Task details: In the listing below, how many lines contain the word "Database"? Please respond with the number only.

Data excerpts

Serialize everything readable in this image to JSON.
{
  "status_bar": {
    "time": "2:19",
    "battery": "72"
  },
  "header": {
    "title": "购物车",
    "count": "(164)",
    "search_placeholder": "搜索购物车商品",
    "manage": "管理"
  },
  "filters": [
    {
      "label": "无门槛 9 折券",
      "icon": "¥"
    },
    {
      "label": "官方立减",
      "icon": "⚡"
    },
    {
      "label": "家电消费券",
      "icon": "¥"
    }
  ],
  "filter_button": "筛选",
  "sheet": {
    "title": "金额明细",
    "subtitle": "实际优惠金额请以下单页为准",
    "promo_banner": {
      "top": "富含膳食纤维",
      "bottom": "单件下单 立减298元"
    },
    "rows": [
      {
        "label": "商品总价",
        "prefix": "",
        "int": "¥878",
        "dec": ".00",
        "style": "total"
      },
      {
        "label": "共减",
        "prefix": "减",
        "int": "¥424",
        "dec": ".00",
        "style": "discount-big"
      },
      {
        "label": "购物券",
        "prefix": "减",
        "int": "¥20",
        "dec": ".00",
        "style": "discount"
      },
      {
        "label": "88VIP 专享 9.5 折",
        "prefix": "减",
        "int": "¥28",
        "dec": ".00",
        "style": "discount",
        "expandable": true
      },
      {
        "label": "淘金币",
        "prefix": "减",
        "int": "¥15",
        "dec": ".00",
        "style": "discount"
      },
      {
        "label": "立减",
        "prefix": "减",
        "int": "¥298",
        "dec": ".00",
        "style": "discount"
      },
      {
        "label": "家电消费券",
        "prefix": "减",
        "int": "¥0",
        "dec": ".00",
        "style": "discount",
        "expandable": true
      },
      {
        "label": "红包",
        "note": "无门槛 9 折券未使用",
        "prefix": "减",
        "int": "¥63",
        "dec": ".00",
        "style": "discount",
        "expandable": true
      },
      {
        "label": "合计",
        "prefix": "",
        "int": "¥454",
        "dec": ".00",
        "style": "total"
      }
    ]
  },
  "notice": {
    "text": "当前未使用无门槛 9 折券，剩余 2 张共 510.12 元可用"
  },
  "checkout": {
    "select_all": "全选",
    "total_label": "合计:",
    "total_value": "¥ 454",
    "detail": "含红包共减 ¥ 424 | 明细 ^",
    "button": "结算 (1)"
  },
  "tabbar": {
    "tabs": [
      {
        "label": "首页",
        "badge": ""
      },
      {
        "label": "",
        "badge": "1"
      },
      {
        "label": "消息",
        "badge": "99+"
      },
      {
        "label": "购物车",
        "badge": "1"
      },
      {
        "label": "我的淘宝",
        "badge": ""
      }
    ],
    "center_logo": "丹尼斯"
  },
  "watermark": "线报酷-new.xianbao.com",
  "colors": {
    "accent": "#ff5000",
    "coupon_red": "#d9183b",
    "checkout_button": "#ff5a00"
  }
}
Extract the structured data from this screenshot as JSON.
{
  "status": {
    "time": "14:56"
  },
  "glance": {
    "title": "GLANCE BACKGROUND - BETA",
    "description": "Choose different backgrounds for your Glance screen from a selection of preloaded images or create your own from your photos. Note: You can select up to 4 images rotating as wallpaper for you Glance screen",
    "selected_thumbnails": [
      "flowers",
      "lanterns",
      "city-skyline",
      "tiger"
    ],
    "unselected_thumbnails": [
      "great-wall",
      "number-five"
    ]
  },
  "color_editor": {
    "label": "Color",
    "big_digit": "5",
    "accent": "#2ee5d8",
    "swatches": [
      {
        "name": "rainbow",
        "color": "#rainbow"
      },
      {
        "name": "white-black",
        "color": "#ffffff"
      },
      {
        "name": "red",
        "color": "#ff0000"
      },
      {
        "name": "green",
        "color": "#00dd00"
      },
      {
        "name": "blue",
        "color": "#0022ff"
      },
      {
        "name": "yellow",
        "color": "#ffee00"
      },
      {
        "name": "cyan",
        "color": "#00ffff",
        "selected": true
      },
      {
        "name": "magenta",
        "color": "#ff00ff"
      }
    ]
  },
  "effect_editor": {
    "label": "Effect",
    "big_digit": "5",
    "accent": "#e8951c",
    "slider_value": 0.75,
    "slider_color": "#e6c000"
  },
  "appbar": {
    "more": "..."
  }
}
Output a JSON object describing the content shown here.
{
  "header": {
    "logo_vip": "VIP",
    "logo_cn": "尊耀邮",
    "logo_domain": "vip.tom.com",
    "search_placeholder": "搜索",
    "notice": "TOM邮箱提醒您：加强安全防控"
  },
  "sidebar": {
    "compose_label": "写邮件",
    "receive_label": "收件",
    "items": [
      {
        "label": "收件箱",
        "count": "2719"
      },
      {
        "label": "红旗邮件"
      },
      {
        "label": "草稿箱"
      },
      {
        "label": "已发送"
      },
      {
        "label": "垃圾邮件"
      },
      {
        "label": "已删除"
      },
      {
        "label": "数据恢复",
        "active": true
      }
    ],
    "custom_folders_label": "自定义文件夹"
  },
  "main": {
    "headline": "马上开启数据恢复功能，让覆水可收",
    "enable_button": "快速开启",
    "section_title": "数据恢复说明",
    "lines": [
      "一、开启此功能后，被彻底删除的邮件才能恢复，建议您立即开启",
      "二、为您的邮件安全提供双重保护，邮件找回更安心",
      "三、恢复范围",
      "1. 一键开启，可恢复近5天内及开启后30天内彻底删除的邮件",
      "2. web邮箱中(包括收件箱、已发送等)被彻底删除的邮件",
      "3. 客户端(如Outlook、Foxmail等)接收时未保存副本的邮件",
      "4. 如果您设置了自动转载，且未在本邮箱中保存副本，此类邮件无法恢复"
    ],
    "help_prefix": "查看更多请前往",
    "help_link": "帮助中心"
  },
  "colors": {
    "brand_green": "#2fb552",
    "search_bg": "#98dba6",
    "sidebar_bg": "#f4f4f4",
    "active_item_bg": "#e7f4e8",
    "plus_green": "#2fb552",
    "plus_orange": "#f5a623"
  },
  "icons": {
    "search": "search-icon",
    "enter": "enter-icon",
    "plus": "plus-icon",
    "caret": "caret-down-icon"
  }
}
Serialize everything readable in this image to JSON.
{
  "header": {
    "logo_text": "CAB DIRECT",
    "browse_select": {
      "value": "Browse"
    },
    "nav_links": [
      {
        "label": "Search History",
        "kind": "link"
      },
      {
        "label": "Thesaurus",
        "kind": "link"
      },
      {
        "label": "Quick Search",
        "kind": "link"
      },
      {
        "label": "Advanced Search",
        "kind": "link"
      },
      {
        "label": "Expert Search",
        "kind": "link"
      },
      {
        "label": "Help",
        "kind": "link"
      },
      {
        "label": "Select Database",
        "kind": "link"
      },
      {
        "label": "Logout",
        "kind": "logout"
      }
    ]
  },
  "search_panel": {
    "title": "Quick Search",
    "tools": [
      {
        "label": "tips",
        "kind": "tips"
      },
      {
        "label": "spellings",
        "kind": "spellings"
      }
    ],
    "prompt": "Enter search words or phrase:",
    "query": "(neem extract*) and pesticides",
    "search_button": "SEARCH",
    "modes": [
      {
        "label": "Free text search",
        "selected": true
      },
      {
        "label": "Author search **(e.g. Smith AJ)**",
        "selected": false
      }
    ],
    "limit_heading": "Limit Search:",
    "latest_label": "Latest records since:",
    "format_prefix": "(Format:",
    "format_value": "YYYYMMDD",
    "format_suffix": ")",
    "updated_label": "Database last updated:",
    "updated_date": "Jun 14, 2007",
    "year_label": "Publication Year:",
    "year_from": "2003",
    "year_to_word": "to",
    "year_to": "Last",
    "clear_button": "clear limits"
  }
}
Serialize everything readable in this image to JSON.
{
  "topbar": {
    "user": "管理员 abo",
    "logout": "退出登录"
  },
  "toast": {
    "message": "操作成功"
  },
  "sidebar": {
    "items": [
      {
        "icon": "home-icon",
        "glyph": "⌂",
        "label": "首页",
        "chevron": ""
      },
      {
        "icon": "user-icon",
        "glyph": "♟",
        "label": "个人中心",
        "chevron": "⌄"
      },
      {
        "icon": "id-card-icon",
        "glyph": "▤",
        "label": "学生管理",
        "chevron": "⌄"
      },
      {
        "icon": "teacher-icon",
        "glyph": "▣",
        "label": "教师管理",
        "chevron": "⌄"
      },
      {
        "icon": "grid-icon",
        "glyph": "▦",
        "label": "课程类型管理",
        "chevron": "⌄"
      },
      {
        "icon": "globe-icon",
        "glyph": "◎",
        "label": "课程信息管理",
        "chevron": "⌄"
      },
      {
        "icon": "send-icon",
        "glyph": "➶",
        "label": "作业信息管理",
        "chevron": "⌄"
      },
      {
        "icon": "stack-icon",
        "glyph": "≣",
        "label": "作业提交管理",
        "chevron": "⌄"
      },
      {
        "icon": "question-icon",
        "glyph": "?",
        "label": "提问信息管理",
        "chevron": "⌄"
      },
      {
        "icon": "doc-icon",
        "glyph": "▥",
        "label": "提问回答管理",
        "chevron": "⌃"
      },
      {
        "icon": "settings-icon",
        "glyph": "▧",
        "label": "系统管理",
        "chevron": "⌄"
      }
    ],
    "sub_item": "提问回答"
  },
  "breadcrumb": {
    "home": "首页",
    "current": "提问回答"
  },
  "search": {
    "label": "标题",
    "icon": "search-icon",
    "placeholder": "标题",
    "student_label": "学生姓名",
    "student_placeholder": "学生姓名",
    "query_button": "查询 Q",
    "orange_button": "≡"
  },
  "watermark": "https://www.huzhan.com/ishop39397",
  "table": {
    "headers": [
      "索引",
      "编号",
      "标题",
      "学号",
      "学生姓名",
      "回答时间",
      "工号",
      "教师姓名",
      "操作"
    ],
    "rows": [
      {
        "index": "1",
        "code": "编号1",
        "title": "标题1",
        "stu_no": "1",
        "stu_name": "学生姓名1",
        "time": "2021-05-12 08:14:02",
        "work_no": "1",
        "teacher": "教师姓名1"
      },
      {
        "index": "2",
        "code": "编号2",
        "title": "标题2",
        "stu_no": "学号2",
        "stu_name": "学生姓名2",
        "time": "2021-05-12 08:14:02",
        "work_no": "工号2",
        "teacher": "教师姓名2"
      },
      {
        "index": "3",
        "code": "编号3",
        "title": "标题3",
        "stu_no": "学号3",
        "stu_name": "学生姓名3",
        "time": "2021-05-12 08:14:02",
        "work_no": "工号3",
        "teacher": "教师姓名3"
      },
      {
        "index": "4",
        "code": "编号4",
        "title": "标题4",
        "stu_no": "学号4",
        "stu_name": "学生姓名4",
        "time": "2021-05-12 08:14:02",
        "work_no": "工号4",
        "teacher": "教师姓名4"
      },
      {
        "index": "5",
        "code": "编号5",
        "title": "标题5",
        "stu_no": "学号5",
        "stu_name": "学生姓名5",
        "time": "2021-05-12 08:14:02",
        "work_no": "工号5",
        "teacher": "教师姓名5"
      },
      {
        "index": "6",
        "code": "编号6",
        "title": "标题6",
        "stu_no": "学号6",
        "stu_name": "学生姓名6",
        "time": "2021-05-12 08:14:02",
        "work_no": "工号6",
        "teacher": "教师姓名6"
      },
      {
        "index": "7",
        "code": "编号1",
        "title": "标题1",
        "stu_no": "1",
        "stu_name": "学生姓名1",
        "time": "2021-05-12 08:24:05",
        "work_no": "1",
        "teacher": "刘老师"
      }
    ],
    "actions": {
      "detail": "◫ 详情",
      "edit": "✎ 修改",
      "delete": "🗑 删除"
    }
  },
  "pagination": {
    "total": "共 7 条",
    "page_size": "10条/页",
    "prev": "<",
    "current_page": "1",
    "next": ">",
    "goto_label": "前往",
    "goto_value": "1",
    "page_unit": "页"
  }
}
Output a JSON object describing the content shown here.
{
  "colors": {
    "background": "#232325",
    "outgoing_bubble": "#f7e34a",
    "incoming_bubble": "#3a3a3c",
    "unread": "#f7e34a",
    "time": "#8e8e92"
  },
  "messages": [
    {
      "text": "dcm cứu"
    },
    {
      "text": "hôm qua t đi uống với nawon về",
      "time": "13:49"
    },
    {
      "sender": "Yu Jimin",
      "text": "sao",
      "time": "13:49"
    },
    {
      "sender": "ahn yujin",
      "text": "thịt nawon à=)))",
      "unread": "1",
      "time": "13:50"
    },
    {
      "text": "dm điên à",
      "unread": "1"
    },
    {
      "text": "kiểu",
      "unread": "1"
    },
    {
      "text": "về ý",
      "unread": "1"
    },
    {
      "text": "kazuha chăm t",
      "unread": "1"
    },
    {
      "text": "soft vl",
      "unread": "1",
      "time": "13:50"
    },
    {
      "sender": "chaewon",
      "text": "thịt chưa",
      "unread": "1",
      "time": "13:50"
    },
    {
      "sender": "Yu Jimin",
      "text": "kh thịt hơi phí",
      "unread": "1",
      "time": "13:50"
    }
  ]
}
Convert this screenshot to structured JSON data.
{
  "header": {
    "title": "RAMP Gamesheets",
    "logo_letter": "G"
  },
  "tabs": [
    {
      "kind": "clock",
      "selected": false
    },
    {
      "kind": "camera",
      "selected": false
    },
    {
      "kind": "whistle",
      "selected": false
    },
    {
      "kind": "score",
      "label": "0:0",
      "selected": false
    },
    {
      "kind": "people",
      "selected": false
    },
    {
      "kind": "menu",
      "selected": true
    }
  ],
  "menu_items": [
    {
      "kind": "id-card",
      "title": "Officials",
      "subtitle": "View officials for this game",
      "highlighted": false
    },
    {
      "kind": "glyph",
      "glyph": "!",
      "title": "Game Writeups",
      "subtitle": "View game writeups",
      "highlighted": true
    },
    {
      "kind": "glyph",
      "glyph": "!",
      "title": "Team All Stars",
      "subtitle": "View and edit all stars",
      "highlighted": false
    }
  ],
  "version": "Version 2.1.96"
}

Task output: 2